Read the records and gather each line that includes "Index".

═════ ENTRIES SUPPLIED

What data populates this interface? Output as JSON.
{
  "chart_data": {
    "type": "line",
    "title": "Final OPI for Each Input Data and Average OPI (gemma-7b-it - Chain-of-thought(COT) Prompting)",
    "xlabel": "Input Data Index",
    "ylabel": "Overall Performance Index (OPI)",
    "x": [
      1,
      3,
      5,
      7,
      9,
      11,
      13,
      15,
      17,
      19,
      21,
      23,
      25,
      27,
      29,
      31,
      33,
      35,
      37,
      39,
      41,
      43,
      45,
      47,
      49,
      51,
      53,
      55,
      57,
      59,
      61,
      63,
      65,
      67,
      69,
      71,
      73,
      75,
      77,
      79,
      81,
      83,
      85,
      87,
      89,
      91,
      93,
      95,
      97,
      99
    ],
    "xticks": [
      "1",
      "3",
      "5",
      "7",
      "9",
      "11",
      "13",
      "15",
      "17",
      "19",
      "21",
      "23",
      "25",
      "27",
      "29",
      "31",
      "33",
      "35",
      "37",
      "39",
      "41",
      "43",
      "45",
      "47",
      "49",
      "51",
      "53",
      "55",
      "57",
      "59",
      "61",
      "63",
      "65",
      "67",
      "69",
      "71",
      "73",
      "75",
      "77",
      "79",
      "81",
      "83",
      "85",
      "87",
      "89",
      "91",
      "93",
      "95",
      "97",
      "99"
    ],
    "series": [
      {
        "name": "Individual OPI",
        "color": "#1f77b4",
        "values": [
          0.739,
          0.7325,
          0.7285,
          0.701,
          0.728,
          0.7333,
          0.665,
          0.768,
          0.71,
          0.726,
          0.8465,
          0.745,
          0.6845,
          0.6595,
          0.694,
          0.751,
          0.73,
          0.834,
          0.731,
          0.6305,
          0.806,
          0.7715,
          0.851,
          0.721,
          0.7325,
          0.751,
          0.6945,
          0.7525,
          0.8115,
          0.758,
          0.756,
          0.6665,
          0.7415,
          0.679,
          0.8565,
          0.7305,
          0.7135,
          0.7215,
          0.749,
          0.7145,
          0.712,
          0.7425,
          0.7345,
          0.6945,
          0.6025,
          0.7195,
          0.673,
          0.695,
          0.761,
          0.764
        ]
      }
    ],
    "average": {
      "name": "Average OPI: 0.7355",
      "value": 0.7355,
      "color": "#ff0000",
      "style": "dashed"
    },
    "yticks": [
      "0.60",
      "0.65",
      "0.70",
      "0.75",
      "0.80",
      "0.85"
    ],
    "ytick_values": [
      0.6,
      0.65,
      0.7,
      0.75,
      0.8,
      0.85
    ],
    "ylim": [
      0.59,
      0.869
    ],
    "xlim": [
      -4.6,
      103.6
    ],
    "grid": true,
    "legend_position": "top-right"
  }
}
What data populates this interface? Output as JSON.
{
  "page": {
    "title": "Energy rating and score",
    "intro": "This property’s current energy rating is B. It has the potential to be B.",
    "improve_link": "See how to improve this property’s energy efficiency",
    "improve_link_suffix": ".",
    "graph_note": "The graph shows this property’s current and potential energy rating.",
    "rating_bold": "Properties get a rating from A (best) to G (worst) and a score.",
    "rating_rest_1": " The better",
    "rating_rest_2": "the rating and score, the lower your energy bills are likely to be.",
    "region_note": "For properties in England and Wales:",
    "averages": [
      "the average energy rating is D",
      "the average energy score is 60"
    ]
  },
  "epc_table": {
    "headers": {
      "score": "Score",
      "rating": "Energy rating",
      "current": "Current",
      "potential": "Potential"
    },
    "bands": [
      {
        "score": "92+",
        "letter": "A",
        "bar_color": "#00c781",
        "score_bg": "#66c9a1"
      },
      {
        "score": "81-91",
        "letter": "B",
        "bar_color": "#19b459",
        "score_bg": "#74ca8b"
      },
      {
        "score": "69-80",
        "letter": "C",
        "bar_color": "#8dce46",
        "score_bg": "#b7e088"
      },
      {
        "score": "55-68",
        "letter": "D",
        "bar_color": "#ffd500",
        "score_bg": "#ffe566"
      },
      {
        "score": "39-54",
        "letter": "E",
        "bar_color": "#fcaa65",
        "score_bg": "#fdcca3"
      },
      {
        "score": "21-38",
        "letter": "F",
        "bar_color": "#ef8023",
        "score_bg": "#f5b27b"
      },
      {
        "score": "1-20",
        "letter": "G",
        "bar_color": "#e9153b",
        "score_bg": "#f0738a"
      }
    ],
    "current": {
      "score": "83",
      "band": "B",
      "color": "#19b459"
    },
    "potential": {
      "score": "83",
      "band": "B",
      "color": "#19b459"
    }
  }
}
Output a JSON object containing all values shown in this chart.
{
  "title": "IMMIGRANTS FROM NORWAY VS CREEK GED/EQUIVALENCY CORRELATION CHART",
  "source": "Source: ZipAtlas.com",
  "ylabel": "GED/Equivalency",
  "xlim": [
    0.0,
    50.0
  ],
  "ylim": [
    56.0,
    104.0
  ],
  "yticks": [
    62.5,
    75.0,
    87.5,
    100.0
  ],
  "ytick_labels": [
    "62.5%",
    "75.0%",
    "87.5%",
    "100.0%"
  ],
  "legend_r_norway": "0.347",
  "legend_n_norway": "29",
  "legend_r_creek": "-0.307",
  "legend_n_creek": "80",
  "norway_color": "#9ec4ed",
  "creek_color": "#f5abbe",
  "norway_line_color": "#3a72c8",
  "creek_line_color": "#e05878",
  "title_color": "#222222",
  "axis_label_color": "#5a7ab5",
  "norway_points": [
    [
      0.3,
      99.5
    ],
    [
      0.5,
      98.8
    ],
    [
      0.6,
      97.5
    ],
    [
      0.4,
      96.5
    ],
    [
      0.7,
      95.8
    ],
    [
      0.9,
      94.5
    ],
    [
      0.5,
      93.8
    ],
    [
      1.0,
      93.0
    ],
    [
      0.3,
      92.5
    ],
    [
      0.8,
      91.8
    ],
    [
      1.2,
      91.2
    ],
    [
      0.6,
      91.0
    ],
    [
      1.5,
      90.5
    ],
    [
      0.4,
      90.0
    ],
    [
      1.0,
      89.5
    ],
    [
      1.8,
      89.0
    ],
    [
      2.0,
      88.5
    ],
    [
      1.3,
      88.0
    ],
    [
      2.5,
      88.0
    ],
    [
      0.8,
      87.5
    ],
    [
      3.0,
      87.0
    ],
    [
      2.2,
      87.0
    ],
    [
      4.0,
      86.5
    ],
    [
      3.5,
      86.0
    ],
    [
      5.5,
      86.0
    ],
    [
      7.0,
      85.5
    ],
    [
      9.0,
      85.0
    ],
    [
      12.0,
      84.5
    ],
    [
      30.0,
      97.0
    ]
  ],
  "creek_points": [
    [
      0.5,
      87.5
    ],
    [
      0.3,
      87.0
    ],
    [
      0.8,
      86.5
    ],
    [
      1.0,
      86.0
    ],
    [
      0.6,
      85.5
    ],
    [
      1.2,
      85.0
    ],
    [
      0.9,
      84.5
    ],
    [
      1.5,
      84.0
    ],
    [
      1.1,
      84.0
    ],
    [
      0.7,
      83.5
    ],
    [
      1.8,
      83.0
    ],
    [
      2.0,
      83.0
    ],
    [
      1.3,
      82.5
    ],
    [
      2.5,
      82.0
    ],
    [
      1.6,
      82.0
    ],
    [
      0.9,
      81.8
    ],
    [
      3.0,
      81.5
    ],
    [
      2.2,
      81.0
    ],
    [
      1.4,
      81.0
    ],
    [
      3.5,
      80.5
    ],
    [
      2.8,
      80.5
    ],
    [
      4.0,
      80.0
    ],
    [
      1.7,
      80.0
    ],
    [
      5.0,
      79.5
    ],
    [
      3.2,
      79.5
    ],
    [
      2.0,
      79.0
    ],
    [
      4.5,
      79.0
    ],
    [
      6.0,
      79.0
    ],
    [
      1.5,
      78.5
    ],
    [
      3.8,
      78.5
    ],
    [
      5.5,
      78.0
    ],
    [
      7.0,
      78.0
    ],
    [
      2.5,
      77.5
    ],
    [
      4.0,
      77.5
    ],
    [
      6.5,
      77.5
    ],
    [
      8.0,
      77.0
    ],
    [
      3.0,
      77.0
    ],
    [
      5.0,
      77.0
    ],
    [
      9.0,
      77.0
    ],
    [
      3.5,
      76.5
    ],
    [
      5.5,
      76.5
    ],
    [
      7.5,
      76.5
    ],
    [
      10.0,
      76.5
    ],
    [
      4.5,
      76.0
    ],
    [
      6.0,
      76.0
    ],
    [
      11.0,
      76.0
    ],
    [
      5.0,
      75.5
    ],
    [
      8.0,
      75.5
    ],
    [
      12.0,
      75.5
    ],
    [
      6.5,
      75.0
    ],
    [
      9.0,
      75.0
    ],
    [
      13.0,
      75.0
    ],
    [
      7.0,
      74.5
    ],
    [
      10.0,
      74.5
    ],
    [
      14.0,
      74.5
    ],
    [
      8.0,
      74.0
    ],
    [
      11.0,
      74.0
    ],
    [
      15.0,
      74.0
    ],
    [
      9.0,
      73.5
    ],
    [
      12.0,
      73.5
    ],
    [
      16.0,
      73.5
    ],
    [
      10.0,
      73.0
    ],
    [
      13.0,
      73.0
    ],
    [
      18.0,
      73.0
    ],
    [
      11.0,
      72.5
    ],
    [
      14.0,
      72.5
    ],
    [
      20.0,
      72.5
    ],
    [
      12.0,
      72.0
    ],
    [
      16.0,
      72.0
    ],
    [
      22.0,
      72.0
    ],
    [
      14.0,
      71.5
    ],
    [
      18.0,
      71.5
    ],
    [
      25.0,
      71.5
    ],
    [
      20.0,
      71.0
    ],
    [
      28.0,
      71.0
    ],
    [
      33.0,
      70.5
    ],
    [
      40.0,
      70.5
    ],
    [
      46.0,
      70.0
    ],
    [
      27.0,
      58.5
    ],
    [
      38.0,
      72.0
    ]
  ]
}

══════════

ANSWER FOR THIS EXERCISE:
    "xlabel": "Input Data Index",
    "ylabel": "Overall Performance Index (OPI)",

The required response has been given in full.